# AIM OF THE EXERCISE
Reproduce every entry exactly.
━━━━━━━━━━━━━━━━━━━━━━━━━━━━━━
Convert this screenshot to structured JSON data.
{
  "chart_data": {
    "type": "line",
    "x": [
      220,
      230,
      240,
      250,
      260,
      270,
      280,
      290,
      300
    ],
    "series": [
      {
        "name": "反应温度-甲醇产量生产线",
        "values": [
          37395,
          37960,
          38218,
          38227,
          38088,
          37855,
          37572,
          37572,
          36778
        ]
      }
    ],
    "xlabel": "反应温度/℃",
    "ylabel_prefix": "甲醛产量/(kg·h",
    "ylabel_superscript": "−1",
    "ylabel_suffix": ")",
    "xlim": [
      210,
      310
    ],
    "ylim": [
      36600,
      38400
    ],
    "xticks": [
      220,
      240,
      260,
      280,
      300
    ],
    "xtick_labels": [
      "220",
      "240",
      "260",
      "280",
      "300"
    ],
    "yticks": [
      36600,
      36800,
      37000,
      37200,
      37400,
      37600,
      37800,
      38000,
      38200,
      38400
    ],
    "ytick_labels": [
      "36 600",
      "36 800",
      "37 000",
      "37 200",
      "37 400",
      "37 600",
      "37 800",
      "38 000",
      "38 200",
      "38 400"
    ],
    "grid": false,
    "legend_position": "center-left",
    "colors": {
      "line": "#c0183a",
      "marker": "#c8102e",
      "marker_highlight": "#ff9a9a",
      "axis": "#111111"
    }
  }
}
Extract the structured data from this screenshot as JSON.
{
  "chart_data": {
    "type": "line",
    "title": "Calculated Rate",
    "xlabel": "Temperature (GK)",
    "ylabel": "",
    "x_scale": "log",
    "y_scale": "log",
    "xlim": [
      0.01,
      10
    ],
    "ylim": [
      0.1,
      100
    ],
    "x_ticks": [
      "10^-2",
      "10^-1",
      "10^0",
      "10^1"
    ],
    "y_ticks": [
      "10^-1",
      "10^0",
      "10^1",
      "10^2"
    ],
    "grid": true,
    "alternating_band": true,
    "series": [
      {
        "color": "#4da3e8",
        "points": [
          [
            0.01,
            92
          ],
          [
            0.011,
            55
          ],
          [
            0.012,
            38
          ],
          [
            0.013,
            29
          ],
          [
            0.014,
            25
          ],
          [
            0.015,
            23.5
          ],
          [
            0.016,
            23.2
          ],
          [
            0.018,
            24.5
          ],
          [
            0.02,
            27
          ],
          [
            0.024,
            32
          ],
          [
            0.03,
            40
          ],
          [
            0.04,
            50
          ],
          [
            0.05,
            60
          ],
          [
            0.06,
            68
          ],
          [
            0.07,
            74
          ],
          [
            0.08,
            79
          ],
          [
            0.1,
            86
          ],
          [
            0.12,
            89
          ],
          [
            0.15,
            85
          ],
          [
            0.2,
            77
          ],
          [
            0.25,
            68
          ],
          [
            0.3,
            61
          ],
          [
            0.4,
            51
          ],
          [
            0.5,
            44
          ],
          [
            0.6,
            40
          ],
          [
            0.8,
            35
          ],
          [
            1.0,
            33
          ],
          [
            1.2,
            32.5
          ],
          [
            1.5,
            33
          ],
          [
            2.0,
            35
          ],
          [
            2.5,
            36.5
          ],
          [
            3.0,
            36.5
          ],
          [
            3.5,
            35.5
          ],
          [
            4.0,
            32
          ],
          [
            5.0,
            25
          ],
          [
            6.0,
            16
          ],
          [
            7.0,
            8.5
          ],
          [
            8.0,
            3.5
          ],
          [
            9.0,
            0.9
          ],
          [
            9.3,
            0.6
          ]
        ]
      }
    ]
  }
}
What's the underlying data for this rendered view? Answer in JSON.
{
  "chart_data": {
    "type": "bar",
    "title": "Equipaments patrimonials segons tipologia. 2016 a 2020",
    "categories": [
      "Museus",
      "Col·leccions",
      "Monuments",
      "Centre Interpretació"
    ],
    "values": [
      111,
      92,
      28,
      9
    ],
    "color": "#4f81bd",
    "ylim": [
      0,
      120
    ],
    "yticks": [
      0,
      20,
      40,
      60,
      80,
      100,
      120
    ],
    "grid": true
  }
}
━━━━━━━━━━━━━━━━━━━━━━━━━━━━━━
# EXPECTED OUTPUT
Convert this screenshot to structured JSON data.
{
  "chart_data": {
    "type": "line",
    "x": [
      220,
      230,
      240,
      250,
      260,
      270,
      280,
      290,
      300
    ],
    "series": [
      {
        "name": "反应温度-甲醇产量生产线",
        "values": [
          37395,
          37960,
          38218,
          38227,
          38088,
          37855,
          37572,
          37572,
          36778
        ]
      }
    ],
    "xlabel": "反应温度/℃",
    "ylabel_prefix": "甲醛产量/(kg·h",
    "ylabel_superscript": "−1",
    "ylabel_suffix": ")",
    "xlim": [
      210,
      310
    ],
    "ylim": [
      36600,
      38400
    ],
    "xticks": [
      220,
      240,
      260,
      280,
      300
    ],
    "xtick_labels": [
      "220",
      "240",
      "260",
      "280",
      "300"
    ],
    "yticks": [
      36600,
      36800,
      37000,
      37200,
      37400,
      37600,
      37800,
      38000,
      38200,
      38400
    ],
    "ytick_labels": [
      "36 600",
      "36 800",
      "37 000",
      "37 200",
      "37 400",
      "37 600",
      "37 800",
      "38 000",
      "38 200",
      "38 400"
    ],
    "grid": false,
    "legend_position": "center-left",
    "colors": {
      "line": "#c0183a",
      "marker": "#c8102e",
      "marker_highlight": "#ff9a9a",
      "axis": "#111111"
    }
  }
}
Extract the structured data from this screenshot as JSON.
{
  "chart_data": {
    "type": "line",
    "title": "Calculated Rate",
    "xlabel": "Temperature (GK)",
    "ylabel": "",
    "x_scale": "log",
    "y_scale": "log",
    "xlim": [
      0.01,
      10
    ],
    "ylim": [
      0.1,
      100
    ],
    "x_ticks": [
      "10^-2",
      "10^-1",
      "10^0",
      "10^1"
    ],
    "y_ticks": [
      "10^-1",
      "10^0",
      "10^1",
      "10^2"
    ],
    "grid": true,
    "alternating_band": true,
    "series": [
      {
        "color": "#4da3e8",
        "points": [
          [
            0.01,
            92
          ],
          [
            0.011,
            55
          ],
          [
            0.012,
            38
          ],
          [
            0.013,
            29
          ],
          [
            0.014,
            25
          ],
          [
            0.015,
            23.5
          ],
          [
            0.016,
            23.2
          ],
          [
            0.018,
            24.5
          ],
          [
            0.02,
            27
          ],
          [
            0.024,
            32
          ],
          [
            0.03,
            40
          ],
          [
            0.04,
            50
          ],
          [
            0.05,
            60
          ],
          [
            0.06,
            68
          ],
          [
            0.07,
            74
          ],
          [
            0.08,
            79
          ],
          [
            0.1,
            86
          ],
          [
            0.12,
            89
          ],
          [
            0.15,
            85
          ],
          [
            0.2,
            77
          ],
          [
            0.25,
            68
          ],
          [
            0.3,
            61
          ],
          [
            0.4,
            51
          ],
          [
            0.5,
            44
          ],
          [
            0.6,
            40
          ],
          [
            0.8,
            35
          ],
          [
            1.0,
            33
          ],
          [
            1.2,
            32.5
          ],
          [
            1.5,
            33
          ],
          [
            2.0,
            35
          ],
          [
            2.5,
            36.5
          ],
          [
            3.0,
            36.5
          ],
          [
            3.5,
            35.5
          ],
          [
            4.0,
            32
          ],
          [
            5.0,
            25
          ],
          [
            6.0,
            16
          ],
          [
            7.0,
            8.5
          ],
          [
            8.0,
            3.5
          ],
          [
            9.0,
            0.9
          ],
          [
            9.3,
            0.6
          ]
        ]
      }
    ]
  }
}
What's the underlying data for this rendered view? Answer in JSON.
{
  "chart_data": {
    "type": "bar",
    "title": "Equipaments patrimonials segons tipologia. 2016 a 2020",
    "categories": [
      "Museus",
      "Col·leccions",
      "Monuments",
      "Centre Interpretació"
    ],
    "values": [
      111,
      92,
      28,
      9
    ],
    "color": "#4f81bd",
    "ylim": [
      0,
      120
    ],
    "yticks": [
      0,
      20,
      40,
      60,
      80,
      100,
      120
    ],
    "grid": true
  }
}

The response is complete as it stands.